• **What you will do**
Check the listing below for lines with the word "オフィスレント" and say how many there are, with nothing but the number.

Records from a collection of figures
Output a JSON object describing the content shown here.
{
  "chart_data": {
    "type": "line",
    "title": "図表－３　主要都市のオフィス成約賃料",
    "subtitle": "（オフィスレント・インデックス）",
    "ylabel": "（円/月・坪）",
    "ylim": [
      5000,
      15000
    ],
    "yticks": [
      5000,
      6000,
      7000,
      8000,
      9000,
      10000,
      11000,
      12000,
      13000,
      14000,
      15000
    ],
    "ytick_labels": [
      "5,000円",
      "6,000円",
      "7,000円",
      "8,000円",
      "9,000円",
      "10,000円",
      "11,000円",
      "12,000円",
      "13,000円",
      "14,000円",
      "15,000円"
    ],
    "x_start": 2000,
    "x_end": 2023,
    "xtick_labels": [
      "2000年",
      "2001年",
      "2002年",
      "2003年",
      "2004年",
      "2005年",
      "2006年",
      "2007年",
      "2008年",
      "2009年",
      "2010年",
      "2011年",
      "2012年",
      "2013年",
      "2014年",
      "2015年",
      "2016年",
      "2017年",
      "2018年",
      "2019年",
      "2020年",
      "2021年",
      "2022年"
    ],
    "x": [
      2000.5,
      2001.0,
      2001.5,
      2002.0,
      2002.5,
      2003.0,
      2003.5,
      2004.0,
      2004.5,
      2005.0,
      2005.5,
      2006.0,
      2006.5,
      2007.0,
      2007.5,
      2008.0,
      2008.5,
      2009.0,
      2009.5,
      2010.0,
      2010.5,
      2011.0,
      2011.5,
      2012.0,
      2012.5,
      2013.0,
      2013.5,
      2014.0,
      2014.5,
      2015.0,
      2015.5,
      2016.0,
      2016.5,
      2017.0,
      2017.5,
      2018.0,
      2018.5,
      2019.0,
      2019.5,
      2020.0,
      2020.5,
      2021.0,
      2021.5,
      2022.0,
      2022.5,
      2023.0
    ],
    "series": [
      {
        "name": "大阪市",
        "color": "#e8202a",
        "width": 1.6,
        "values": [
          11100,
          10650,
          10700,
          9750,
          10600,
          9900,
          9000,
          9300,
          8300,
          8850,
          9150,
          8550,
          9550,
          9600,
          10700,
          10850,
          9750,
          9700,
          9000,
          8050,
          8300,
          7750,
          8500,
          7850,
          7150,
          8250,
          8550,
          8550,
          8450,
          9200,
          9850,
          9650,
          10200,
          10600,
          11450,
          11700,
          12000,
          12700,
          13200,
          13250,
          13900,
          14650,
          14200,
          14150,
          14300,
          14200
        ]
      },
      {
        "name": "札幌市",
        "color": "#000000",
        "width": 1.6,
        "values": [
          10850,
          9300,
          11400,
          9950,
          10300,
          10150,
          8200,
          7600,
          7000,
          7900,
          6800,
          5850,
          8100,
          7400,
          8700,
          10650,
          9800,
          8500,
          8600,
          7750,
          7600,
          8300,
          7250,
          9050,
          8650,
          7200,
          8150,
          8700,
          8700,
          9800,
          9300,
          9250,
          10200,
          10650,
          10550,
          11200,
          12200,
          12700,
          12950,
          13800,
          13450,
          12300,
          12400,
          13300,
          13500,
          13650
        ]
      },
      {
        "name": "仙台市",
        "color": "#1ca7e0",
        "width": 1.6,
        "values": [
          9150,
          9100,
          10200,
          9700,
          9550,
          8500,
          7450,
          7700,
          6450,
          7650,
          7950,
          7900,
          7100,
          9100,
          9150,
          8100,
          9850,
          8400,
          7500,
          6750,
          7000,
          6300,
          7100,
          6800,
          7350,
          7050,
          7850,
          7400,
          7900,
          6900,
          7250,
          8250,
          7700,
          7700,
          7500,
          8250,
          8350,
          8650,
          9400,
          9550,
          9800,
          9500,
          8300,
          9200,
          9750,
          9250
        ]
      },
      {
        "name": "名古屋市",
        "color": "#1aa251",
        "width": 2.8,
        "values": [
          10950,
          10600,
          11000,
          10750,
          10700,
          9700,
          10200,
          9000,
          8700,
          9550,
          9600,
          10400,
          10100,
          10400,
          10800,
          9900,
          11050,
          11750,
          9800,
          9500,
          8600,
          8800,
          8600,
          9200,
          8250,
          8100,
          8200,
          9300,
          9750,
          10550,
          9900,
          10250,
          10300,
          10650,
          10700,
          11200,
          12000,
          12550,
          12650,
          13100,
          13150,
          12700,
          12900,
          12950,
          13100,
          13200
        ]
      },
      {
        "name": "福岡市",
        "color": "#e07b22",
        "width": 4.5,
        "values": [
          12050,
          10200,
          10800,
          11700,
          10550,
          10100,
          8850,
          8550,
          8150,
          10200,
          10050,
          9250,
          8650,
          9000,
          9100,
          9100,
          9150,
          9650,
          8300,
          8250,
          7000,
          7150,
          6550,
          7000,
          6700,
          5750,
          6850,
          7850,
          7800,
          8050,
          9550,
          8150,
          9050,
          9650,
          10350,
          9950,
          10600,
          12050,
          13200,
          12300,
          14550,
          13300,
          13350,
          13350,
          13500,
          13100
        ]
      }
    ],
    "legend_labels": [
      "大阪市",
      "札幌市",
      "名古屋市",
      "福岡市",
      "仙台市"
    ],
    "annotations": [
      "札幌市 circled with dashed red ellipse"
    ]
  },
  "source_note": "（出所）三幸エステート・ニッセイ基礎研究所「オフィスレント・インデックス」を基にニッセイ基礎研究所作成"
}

• **Answer to this exercise**
2